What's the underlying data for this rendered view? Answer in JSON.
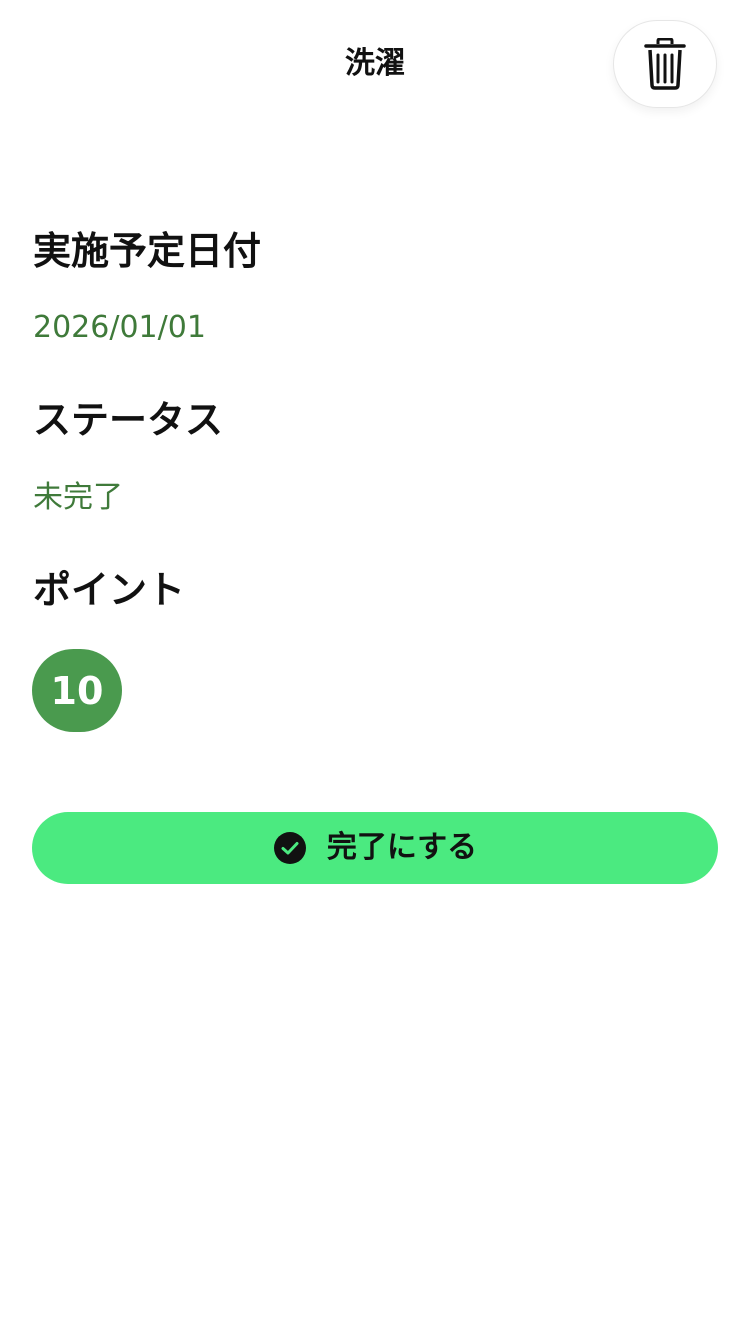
{
  "header": {
    "title": "洗濯",
    "delete_icon": "trash-icon"
  },
  "details": {
    "date_label": "実施予定日付",
    "date_value": "2026/01/01",
    "status_label": "ステータス",
    "status_value": "未完了",
    "points_label": "ポイント",
    "points_value": "10"
  },
  "actions": {
    "complete_label": "完了にする",
    "complete_icon": "check-circle-icon"
  },
  "colors": {
    "value_text": "#3f7a3a",
    "badge_bg": "#4a9a4e",
    "button_bg": "#4bea80",
    "icon_dark": "#111111"
  }
}
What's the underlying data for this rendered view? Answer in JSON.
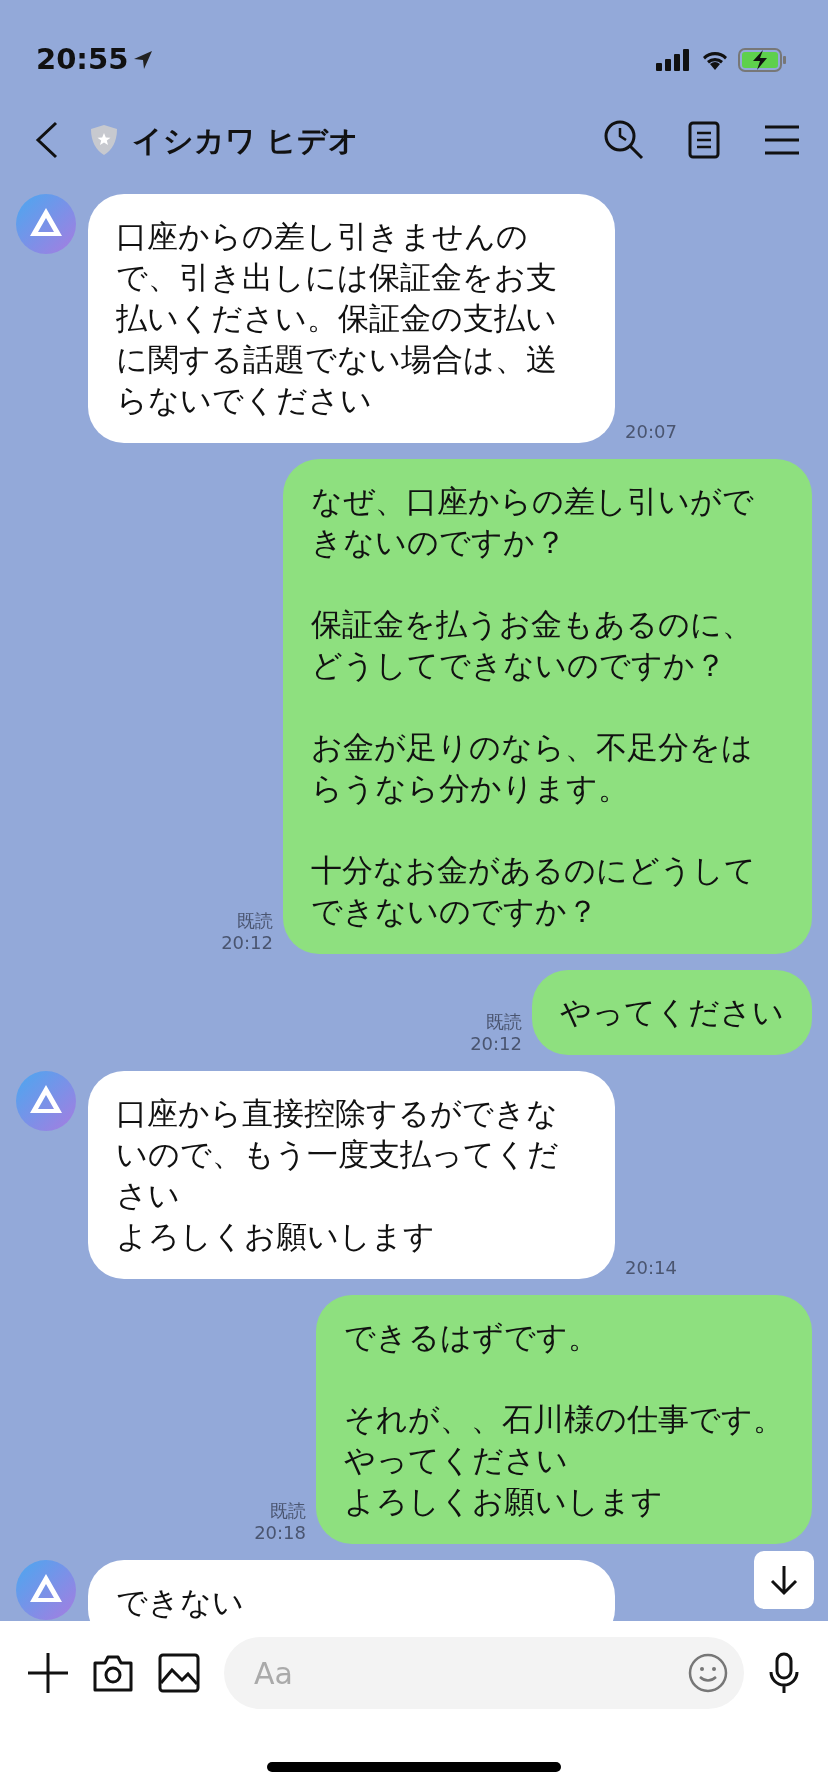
{
  "status_bar": {
    "time": "20:55"
  },
  "header": {
    "title": "イシカワ ヒデオ"
  },
  "messages": [
    {
      "kind": "incoming",
      "paragraphs": [
        [
          "口座からの差し引きませんので、引き出しには保証金をお支払いください。保証金の支払いに関する話題でない場合は、送らないでください"
        ]
      ],
      "time": "20:07"
    },
    {
      "kind": "outgoing",
      "paragraphs": [
        [
          "なぜ、口座からの差し引いができないのですか？"
        ],
        [
          "保証金を払うお金もあるのに、どうしてできないのですか？"
        ],
        [
          "お金が足りのなら、不足分をはらうなら分かります。"
        ],
        [
          "十分なお金があるのにどうしてできないのですか？"
        ]
      ],
      "time": "20:12",
      "read_label": "既読"
    },
    {
      "kind": "outgoing",
      "paragraphs": [
        [
          "やってください"
        ]
      ],
      "time": "20:12",
      "read_label": "既読"
    },
    {
      "kind": "incoming",
      "paragraphs": [
        [
          "口座から直接控除するができないので、もう一度支払ってください",
          "よろしくお願いします"
        ]
      ],
      "time": "20:14"
    },
    {
      "kind": "outgoing",
      "paragraphs": [
        [
          "できるはずです。"
        ],
        [
          "それが、、石川様の仕事です。",
          "やってください",
          "よろしくお願いします"
        ]
      ],
      "time": "20:18",
      "read_label": "既読"
    },
    {
      "kind": "incoming",
      "paragraphs": [
        [
          "できない"
        ]
      ]
    }
  ],
  "input": {
    "placeholder": "Aa"
  }
}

---+---

▶ _Written instruction_
Work out how many lines of the listing above include the word "time". Reply with nothing but the count.

▶ _Written solution_
6